• PROMPT: Every line that holds the string "icon" is to be identified and copied.

##### DATA EXTRACT

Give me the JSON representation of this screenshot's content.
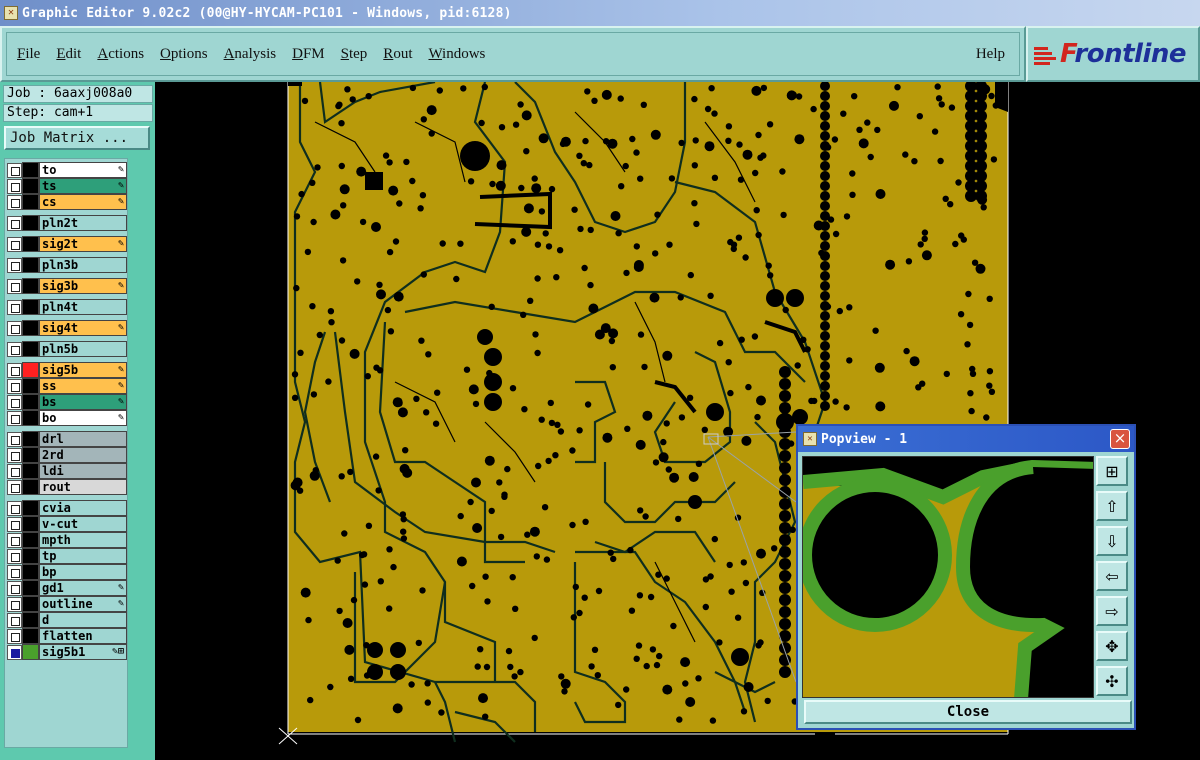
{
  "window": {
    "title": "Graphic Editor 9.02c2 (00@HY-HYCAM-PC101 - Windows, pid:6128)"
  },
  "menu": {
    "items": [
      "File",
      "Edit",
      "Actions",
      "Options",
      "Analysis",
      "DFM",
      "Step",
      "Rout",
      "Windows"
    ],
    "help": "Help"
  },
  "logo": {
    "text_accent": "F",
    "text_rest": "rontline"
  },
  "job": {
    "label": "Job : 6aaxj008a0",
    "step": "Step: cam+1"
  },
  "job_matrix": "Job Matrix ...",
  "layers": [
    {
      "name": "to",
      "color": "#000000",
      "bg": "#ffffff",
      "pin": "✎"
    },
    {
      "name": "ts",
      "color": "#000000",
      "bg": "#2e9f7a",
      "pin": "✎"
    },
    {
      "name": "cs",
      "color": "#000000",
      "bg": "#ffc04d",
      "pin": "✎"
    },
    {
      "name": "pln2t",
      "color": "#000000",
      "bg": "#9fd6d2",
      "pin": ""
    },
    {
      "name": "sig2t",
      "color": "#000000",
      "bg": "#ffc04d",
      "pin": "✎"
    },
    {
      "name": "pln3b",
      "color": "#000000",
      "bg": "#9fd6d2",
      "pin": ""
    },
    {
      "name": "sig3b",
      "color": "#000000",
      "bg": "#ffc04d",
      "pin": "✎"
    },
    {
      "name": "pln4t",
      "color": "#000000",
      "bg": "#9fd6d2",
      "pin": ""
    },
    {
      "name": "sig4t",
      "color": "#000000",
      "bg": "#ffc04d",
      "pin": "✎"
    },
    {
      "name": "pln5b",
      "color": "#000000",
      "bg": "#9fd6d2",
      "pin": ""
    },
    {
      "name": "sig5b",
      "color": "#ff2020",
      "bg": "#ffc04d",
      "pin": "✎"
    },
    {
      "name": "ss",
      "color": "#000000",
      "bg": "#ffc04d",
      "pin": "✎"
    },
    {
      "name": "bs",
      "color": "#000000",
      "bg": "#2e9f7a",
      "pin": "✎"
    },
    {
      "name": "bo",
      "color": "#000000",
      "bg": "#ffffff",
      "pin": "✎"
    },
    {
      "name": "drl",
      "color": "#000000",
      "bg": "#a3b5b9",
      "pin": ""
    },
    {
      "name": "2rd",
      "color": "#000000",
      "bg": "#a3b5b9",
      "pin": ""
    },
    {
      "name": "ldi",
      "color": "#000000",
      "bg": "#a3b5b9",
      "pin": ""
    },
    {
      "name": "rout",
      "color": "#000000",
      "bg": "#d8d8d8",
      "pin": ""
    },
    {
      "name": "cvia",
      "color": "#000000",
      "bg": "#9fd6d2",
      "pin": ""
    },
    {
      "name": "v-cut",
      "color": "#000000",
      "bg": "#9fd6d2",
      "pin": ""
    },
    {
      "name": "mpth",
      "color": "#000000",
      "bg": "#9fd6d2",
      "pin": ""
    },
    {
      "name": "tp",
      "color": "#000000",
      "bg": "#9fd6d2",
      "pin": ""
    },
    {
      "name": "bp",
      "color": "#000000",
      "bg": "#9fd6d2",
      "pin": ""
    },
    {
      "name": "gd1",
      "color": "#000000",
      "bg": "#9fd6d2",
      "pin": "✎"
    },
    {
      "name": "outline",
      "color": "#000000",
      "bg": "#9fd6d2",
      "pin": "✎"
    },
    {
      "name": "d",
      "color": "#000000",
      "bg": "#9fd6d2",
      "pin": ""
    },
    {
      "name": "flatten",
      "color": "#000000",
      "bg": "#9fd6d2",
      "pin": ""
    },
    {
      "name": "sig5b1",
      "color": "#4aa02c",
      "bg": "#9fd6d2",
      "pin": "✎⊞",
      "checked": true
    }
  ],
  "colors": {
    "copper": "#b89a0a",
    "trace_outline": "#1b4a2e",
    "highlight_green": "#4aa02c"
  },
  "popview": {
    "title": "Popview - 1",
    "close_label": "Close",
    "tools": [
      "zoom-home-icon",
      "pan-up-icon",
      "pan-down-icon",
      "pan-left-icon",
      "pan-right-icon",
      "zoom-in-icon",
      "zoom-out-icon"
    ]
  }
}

##########

• EXPECTED ANSWER:
      "zoom-home-icon",
      "pan-up-icon",
      "pan-down-icon",
      "pan-left-icon",
      "pan-right-icon",
      "zoom-in-icon",
      "zoom-out-icon"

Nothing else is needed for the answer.